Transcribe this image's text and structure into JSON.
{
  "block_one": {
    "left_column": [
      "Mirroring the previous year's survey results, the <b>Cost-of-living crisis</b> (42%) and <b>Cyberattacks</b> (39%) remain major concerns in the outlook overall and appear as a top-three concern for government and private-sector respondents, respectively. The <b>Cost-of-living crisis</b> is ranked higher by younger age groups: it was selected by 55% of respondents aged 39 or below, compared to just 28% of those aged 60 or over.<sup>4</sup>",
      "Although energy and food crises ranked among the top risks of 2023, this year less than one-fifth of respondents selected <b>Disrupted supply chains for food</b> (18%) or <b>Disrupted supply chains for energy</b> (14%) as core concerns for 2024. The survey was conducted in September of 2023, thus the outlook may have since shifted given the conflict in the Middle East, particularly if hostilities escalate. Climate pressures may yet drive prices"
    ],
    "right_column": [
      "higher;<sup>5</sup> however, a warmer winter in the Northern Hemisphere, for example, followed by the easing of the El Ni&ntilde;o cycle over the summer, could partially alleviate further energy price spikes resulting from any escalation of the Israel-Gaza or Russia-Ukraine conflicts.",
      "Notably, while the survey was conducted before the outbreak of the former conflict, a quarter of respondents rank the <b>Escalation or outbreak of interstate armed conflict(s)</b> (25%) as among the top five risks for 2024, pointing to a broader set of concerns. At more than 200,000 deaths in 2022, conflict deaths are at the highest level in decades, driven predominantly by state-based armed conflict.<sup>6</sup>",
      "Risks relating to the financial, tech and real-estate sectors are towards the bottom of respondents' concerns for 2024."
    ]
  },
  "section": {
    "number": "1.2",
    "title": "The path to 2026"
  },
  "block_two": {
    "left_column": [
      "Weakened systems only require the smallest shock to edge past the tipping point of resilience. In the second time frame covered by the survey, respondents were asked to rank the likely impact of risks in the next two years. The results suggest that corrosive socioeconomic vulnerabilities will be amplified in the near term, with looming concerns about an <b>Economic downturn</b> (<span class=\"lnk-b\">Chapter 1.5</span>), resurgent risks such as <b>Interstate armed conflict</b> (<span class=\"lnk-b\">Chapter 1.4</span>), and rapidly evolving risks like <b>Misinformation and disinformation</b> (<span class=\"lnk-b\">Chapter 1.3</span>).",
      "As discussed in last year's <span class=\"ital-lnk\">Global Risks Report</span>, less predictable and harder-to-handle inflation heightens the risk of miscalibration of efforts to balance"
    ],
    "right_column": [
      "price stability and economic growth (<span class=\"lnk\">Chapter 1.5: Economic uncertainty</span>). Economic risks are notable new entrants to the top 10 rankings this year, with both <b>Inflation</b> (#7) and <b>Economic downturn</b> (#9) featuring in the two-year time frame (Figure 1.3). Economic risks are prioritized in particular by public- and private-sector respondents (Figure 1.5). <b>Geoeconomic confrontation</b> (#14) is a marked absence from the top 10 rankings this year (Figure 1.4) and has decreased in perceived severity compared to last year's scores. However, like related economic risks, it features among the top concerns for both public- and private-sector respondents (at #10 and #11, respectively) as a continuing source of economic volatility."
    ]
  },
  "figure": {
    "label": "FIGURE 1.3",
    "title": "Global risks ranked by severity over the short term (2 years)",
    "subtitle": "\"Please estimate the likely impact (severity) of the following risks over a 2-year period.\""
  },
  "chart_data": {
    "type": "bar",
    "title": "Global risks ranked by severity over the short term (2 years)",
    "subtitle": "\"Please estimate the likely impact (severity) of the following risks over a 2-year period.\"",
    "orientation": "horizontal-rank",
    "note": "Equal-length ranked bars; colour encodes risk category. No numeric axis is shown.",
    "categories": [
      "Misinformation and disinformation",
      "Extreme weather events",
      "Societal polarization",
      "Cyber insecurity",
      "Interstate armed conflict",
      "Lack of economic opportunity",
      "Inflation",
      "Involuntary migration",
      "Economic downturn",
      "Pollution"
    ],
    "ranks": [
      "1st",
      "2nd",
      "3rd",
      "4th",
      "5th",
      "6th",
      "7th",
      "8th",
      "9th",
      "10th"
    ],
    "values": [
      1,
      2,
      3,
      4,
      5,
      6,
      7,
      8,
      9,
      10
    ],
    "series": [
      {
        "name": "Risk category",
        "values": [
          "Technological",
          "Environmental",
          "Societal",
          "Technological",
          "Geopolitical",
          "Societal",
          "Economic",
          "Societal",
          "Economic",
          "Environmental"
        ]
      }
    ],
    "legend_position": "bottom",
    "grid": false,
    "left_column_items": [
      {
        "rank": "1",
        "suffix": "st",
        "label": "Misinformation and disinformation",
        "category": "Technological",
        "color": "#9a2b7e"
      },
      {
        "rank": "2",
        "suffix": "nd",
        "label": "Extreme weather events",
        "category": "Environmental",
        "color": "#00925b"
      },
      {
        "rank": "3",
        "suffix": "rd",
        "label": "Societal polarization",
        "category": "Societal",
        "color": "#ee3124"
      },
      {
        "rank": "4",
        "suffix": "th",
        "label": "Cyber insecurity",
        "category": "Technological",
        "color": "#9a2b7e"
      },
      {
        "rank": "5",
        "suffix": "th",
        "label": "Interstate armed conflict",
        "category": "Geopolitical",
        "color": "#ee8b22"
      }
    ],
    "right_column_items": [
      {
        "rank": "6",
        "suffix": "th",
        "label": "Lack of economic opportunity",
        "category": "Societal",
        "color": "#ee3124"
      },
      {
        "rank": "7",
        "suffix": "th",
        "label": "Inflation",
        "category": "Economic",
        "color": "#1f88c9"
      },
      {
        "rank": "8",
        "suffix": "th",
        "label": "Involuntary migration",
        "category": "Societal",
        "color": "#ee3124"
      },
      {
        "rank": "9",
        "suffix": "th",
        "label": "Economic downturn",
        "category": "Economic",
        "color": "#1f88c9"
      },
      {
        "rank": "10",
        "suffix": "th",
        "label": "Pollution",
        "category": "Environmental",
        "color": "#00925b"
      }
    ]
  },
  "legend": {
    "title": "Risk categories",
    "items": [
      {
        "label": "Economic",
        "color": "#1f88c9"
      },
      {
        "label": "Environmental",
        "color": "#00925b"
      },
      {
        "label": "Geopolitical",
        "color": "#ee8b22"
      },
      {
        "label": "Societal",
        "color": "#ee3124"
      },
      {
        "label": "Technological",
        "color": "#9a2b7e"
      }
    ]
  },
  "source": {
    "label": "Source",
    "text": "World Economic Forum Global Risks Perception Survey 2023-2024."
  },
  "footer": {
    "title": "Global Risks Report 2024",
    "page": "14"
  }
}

**Short exercise**
Gather all lines from the records above in which "period" appears.

**Exercise solution**
    "subtitle": "\"Please estimate the likely impact (severity) of the following risks over a 2-year period.\""
    "subtitle": "\"Please estimate the likely impact (severity) of the following risks over a 2-year period.\"",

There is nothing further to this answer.